* START SOURCE RECORDS *
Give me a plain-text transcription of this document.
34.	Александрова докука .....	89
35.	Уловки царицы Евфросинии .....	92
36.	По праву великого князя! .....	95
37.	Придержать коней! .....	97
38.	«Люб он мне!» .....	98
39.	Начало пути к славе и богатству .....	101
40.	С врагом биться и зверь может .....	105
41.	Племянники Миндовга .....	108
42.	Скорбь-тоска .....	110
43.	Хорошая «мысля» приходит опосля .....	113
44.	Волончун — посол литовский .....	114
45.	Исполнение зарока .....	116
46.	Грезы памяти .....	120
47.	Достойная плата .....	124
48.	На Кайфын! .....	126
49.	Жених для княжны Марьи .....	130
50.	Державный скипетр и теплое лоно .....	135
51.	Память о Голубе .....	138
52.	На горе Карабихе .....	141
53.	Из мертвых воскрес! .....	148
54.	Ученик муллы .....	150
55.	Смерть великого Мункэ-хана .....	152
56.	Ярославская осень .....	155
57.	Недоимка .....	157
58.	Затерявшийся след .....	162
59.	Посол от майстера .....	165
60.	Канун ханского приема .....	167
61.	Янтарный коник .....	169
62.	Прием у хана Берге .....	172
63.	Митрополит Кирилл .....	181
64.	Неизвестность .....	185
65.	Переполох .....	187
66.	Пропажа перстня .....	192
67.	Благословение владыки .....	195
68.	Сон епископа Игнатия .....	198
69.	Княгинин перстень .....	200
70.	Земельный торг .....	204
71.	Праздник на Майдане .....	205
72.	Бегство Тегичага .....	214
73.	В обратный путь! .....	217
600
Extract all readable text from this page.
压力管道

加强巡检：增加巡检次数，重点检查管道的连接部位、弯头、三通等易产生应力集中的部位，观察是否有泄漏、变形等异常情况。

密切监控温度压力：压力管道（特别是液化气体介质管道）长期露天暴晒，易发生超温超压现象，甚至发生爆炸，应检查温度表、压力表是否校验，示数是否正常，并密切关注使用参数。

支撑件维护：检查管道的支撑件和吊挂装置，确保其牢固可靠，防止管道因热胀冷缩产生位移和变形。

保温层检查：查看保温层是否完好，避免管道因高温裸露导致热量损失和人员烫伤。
* END SOURCE RECORDS *
__GOAL OF THE EXERCISE__: Reply with the number of lines in the data that include the string "压力管道" and nothing else.

__FULL ANSWER__: 2